## Work required
Restate every line of the material, word for word.

Stored data:
++++++++++++++++++++

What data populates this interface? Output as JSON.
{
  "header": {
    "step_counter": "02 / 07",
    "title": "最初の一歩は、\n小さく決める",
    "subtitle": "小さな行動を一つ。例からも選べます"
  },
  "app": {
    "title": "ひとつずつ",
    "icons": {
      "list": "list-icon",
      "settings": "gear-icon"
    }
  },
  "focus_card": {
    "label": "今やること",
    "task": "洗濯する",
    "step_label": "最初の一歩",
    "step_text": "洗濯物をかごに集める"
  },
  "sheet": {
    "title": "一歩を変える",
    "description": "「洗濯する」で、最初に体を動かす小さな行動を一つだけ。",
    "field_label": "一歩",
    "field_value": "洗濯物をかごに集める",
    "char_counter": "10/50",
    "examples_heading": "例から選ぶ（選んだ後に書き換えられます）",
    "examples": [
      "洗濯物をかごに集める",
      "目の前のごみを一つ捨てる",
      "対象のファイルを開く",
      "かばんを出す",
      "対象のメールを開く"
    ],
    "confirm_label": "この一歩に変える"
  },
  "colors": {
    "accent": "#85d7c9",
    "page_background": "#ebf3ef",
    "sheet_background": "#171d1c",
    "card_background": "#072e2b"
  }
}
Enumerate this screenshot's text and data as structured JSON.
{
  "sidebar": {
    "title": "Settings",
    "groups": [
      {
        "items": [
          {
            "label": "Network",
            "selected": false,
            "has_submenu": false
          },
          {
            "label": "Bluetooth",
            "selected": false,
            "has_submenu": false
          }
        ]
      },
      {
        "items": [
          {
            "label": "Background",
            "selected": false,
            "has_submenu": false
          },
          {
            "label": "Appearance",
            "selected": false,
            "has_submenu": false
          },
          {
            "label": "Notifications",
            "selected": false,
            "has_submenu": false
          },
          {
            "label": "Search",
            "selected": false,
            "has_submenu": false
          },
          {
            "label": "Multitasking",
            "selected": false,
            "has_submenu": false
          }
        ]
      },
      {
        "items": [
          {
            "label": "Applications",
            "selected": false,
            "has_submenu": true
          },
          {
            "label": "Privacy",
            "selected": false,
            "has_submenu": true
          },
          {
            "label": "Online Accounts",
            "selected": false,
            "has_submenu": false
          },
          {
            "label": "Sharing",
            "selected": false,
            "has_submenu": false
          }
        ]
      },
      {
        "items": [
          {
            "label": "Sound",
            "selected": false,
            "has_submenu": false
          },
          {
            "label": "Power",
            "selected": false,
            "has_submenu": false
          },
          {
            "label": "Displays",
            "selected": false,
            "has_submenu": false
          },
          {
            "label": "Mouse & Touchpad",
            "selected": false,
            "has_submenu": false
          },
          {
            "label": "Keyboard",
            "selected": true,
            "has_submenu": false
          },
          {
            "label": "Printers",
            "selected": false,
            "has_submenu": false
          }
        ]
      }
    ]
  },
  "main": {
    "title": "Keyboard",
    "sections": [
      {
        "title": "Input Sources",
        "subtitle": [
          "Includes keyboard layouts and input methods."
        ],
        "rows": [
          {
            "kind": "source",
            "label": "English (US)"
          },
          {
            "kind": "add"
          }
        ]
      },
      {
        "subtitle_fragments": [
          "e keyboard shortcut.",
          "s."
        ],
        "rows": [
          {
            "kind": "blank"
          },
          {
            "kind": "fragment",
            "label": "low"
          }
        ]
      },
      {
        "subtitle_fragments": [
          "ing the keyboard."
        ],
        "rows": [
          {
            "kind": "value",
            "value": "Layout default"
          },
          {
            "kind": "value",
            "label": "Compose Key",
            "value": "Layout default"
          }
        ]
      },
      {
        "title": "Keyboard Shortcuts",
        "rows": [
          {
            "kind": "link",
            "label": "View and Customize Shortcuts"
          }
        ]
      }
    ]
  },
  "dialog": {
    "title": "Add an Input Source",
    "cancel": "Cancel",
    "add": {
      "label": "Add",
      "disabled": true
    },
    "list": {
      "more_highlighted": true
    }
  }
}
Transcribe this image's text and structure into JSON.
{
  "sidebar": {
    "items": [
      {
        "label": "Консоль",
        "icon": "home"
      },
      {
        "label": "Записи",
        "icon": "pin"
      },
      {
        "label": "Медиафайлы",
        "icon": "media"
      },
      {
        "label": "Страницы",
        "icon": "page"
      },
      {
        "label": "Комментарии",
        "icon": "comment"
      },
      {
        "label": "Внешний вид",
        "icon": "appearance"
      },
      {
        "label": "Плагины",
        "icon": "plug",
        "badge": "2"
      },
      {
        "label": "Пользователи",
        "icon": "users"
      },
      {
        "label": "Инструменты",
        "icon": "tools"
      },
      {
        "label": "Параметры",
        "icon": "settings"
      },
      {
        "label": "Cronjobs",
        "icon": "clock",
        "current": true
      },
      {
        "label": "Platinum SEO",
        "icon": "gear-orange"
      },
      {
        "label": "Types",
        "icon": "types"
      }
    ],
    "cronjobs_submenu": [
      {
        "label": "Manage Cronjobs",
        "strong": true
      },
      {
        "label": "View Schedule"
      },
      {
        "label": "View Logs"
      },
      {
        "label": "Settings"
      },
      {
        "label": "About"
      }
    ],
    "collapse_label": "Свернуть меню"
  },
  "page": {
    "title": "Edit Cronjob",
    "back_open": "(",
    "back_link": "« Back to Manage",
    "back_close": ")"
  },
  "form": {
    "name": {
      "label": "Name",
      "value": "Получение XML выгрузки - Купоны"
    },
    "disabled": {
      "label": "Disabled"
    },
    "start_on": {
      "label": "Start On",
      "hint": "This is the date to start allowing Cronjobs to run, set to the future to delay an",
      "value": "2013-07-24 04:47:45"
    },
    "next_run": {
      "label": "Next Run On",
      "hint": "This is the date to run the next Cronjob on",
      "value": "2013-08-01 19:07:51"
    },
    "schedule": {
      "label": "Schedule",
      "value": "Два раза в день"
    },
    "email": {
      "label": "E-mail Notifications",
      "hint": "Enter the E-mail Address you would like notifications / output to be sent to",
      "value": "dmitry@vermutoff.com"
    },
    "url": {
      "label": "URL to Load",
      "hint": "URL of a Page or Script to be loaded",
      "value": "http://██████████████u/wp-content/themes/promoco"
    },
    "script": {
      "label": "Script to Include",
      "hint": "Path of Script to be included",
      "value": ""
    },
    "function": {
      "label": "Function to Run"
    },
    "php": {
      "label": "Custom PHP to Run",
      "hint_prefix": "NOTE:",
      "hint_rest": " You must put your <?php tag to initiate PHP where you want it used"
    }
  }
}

++++++++++++++++++++

## Task answer
What data populates this interface? Output as JSON.
{
  "header": {
    "step_counter": "02 / 07",
    "title": "最初の一歩は、\n小さく決める",
    "subtitle": "小さな行動を一つ。例からも選べます"
  },
  "app": {
    "title": "ひとつずつ",
    "icons": {
      "list": "list-icon",
      "settings": "gear-icon"
    }
  },
  "focus_card": {
    "label": "今やること",
    "task": "洗濯する",
    "step_label": "最初の一歩",
    "step_text": "洗濯物をかごに集める"
  },
  "sheet": {
    "title": "一歩を変える",
    "description": "「洗濯する」で、最初に体を動かす小さな行動を一つだけ。",
    "field_label": "一歩",
    "field_value": "洗濯物をかごに集める",
    "char_counter": "10/50",
    "examples_heading": "例から選ぶ（選んだ後に書き換えられます）",
    "examples": [
      "洗濯物をかごに集める",
      "目の前のごみを一つ捨てる",
      "対象のファイルを開く",
      "かばんを出す",
      "対象のメールを開く"
    ],
    "confirm_label": "この一歩に変える"
  },
  "colors": {
    "accent": "#85d7c9",
    "page_background": "#ebf3ef",
    "sheet_background": "#171d1c",
    "card_background": "#072e2b"
  }
}
Enumerate this screenshot's text and data as structured JSON.
{
  "sidebar": {
    "title": "Settings",
    "groups": [
      {
        "items": [
          {
            "label": "Network",
            "selected": false,
            "has_submenu": false
          },
          {
            "label": "Bluetooth",
            "selected": false,
            "has_submenu": false
          }
        ]
      },
      {
        "items": [
          {
            "label": "Background",
            "selected": false,
            "has_submenu": false
          },
          {
            "label": "Appearance",
            "selected": false,
            "has_submenu": false
          },
          {
            "label": "Notifications",
            "selected": false,
            "has_submenu": false
          },
          {
            "label": "Search",
            "selected": false,
            "has_submenu": false
          },
          {
            "label": "Multitasking",
            "selected": false,
            "has_submenu": false
          }
        ]
      },
      {
        "items": [
          {
            "label": "Applications",
            "selected": false,
            "has_submenu": true
          },
          {
            "label": "Privacy",
            "selected": false,
            "has_submenu": true
          },
          {
            "label": "Online Accounts",
            "selected": false,
            "has_submenu": false
          },
          {
            "label": "Sharing",
            "selected": false,
            "has_submenu": false
          }
        ]
      },
      {
        "items": [
          {
            "label": "Sound",
            "selected": false,
            "has_submenu": false
          },
          {
            "label": "Power",
            "selected": false,
            "has_submenu": false
          },
          {
            "label": "Displays",
            "selected": false,
            "has_submenu": false
          },
          {
            "label": "Mouse & Touchpad",
            "selected": false,
            "has_submenu": false
          },
          {
            "label": "Keyboard",
            "selected": true,
            "has_submenu": false
          },
          {
            "label": "Printers",
            "selected": false,
            "has_submenu": false
          }
        ]
      }
    ]
  },
  "main": {
    "title": "Keyboard",
    "sections": [
      {
        "title": "Input Sources",
        "subtitle": [
          "Includes keyboard layouts and input methods."
        ],
        "rows": [
          {
            "kind": "source",
            "label": "English (US)"
          },
          {
            "kind": "add"
          }
        ]
      },
      {
        "subtitle_fragments": [
          "e keyboard shortcut.",
          "s."
        ],
        "rows": [
          {
            "kind": "blank"
          },
          {
            "kind": "fragment",
            "label": "low"
          }
        ]
      },
      {
        "subtitle_fragments": [
          "ing the keyboard."
        ],
        "rows": [
          {
            "kind": "value",
            "value": "Layout default"
          },
          {
            "kind": "value",
            "label": "Compose Key",
            "value": "Layout default"
          }
        ]
      },
      {
        "title": "Keyboard Shortcuts",
        "rows": [
          {
            "kind": "link",
            "label": "View and Customize Shortcuts"
          }
        ]
      }
    ]
  },
  "dialog": {
    "title": "Add an Input Source",
    "cancel": "Cancel",
    "add": {
      "label": "Add",
      "disabled": true
    },
    "list": {
      "more_highlighted": true
    }
  }
}
Transcribe this image's text and structure into JSON.
{
  "sidebar": {
    "items": [
      {
        "label": "Консоль",
        "icon": "home"
      },
      {
        "label": "Записи",
        "icon": "pin"
      },
      {
        "label": "Медиафайлы",
        "icon": "media"
      },
      {
        "label": "Страницы",
        "icon": "page"
      },
      {
        "label": "Комментарии",
        "icon": "comment"
      },
      {
        "label": "Внешний вид",
        "icon": "appearance"
      },
      {
        "label": "Плагины",
        "icon": "plug",
        "badge": "2"
      },
      {
        "label": "Пользователи",
        "icon": "users"
      },
      {
        "label": "Инструменты",
        "icon": "tools"
      },
      {
        "label": "Параметры",
        "icon": "settings"
      },
      {
        "label": "Cronjobs",
        "icon": "clock",
        "current": true
      },
      {
        "label": "Platinum SEO",
        "icon": "gear-orange"
      },
      {
        "label": "Types",
        "icon": "types"
      }
    ],
    "cronjobs_submenu": [
      {
        "label": "Manage Cronjobs",
        "strong": true
      },
      {
        "label": "View Schedule"
      },
      {
        "label": "View Logs"
      },
      {
        "label": "Settings"
      },
      {
        "label": "About"
      }
    ],
    "collapse_label": "Свернуть меню"
  },
  "page": {
    "title": "Edit Cronjob",
    "back_open": "(",
    "back_link": "« Back to Manage",
    "back_close": ")"
  },
  "form": {
    "name": {
      "label": "Name",
      "value": "Получение XML выгрузки - Купоны"
    },
    "disabled": {
      "label": "Disabled"
    },
    "start_on": {
      "label": "Start On",
      "hint": "This is the date to start allowing Cronjobs to run, set to the future to delay an",
      "value": "2013-07-24 04:47:45"
    },
    "next_run": {
      "label": "Next Run On",
      "hint": "This is the date to run the next Cronjob on",
      "value": "2013-08-01 19:07:51"
    },
    "schedule": {
      "label": "Schedule",
      "value": "Два раза в день"
    },
    "email": {
      "label": "E-mail Notifications",
      "hint": "Enter the E-mail Address you would like notifications / output to be sent to",
      "value": "dmitry@vermutoff.com"
    },
    "url": {
      "label": "URL to Load",
      "hint": "URL of a Page or Script to be loaded",
      "value": "http://██████████████u/wp-content/themes/promoco"
    },
    "script": {
      "label": "Script to Include",
      "hint": "Path of Script to be included",
      "value": ""
    },
    "function": {
      "label": "Function to Run"
    },
    "php": {
      "label": "Custom PHP to Run",
      "hint_prefix": "NOTE:",
      "hint_rest": " You must put your <?php tag to initiate PHP where you want it used"
    }
  }
}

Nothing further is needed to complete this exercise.